→ **Task to carry out**
Transcribe all the entries word for word, but omit the images.

-- -- --

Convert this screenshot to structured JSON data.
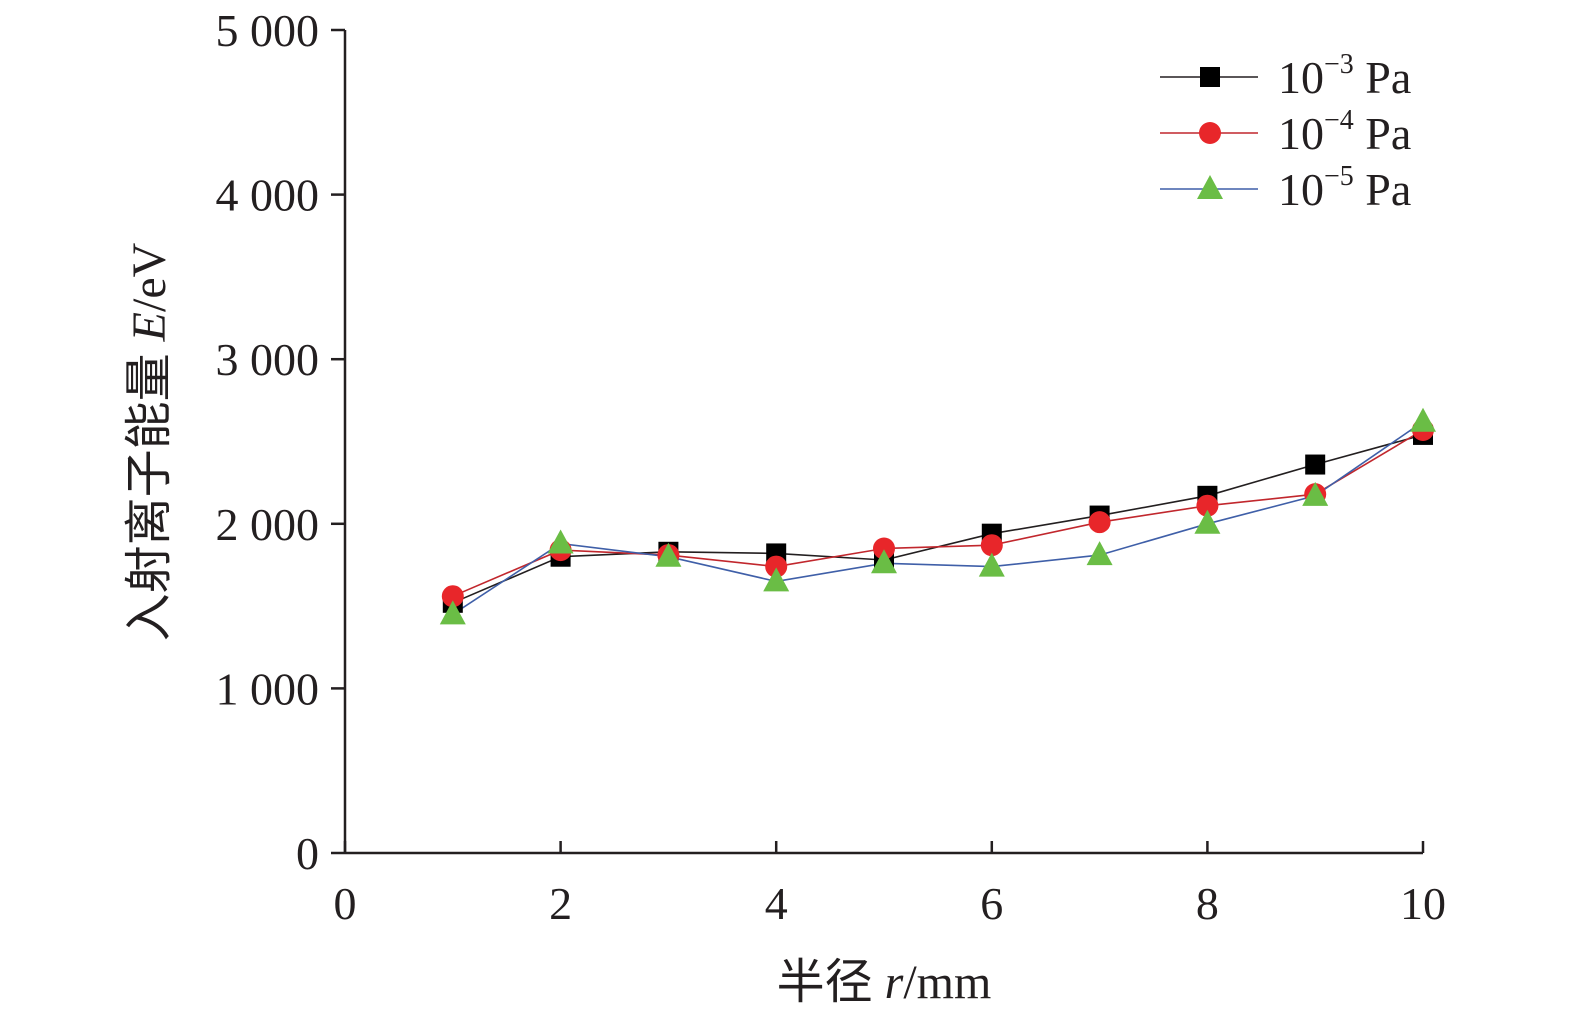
{
  "chart_data": {
    "type": "line",
    "title": "",
    "xlabel": {
      "prefix": "半径 ",
      "var": "r",
      "suffix": "/mm"
    },
    "ylabel": {
      "prefix": "入射离子能量 ",
      "var": "E",
      "suffix": "/eV"
    },
    "xlim": [
      0,
      10
    ],
    "ylim": [
      0,
      5000
    ],
    "x_ticks": [
      0,
      2,
      4,
      6,
      8,
      10
    ],
    "x_tick_labels": [
      "0",
      "2",
      "4",
      "6",
      "8",
      "10"
    ],
    "y_ticks": [
      0,
      1000,
      2000,
      3000,
      4000,
      5000
    ],
    "y_tick_labels": [
      "0",
      "1 000",
      "2 000",
      "3 000",
      "4 000",
      "5 000"
    ],
    "grid": false,
    "legend_position": "top-right",
    "x": [
      1,
      2,
      3,
      4,
      5,
      6,
      7,
      8,
      9,
      10
    ],
    "series": [
      {
        "name": "10−3 Pa",
        "label_base": "10",
        "label_exp": "−3",
        "label_unit": " Pa",
        "marker": "square",
        "marker_color": "#000000",
        "line_color": "#231f20",
        "values": [
          1520,
          1800,
          1830,
          1820,
          1780,
          1940,
          2050,
          2170,
          2360,
          2540
        ]
      },
      {
        "name": "10−4 Pa",
        "label_base": "10",
        "label_exp": "−4",
        "label_unit": " Pa",
        "marker": "circle",
        "marker_color": "#e8262a",
        "line_color": "#c1272d",
        "values": [
          1560,
          1840,
          1810,
          1740,
          1850,
          1870,
          2010,
          2110,
          2180,
          2570
        ]
      },
      {
        "name": "10−5 Pa",
        "label_base": "10",
        "label_exp": "−5",
        "label_unit": " Pa",
        "marker": "triangle",
        "marker_color": "#6abd45",
        "line_color": "#3f5fa8",
        "values": [
          1450,
          1880,
          1800,
          1650,
          1760,
          1740,
          1810,
          2000,
          2170,
          2620
        ]
      }
    ]
  }
}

-- -- --

→ **Finished answer**
Convert this screenshot to structured JSON data.
{
  "chart_data": {
    "type": "line",
    "title": "",
    "xlabel": {
      "prefix": "半径 ",
      "var": "r",
      "suffix": "/mm"
    },
    "ylabel": {
      "prefix": "入射离子能量 ",
      "var": "E",
      "suffix": "/eV"
    },
    "xlim": [
      0,
      10
    ],
    "ylim": [
      0,
      5000
    ],
    "x_ticks": [
      0,
      2,
      4,
      6,
      8,
      10
    ],
    "x_tick_labels": [
      "0",
      "2",
      "4",
      "6",
      "8",
      "10"
    ],
    "y_ticks": [
      0,
      1000,
      2000,
      3000,
      4000,
      5000
    ],
    "y_tick_labels": [
      "0",
      "1 000",
      "2 000",
      "3 000",
      "4 000",
      "5 000"
    ],
    "grid": false,
    "legend_position": "top-right",
    "x": [
      1,
      2,
      3,
      4,
      5,
      6,
      7,
      8,
      9,
      10
    ],
    "series": [
      {
        "name": "10−3 Pa",
        "label_base": "10",
        "label_exp": "−3",
        "label_unit": " Pa",
        "marker": "square",
        "marker_color": "#000000",
        "line_color": "#231f20",
        "values": [
          1520,
          1800,
          1830,
          1820,
          1780,
          1940,
          2050,
          2170,
          2360,
          2540
        ]
      },
      {
        "name": "10−4 Pa",
        "label_base": "10",
        "label_exp": "−4",
        "label_unit": " Pa",
        "marker": "circle",
        "marker_color": "#e8262a",
        "line_color": "#c1272d",
        "values": [
          1560,
          1840,
          1810,
          1740,
          1850,
          1870,
          2010,
          2110,
          2180,
          2570
        ]
      },
      {
        "name": "10−5 Pa",
        "label_base": "10",
        "label_exp": "−5",
        "label_unit": " Pa",
        "marker": "triangle",
        "marker_color": "#6abd45",
        "line_color": "#3f5fa8",
        "values": [
          1450,
          1880,
          1800,
          1650,
          1760,
          1740,
          1810,
          2000,
          2170,
          2620
        ]
      }
    ]
  }
}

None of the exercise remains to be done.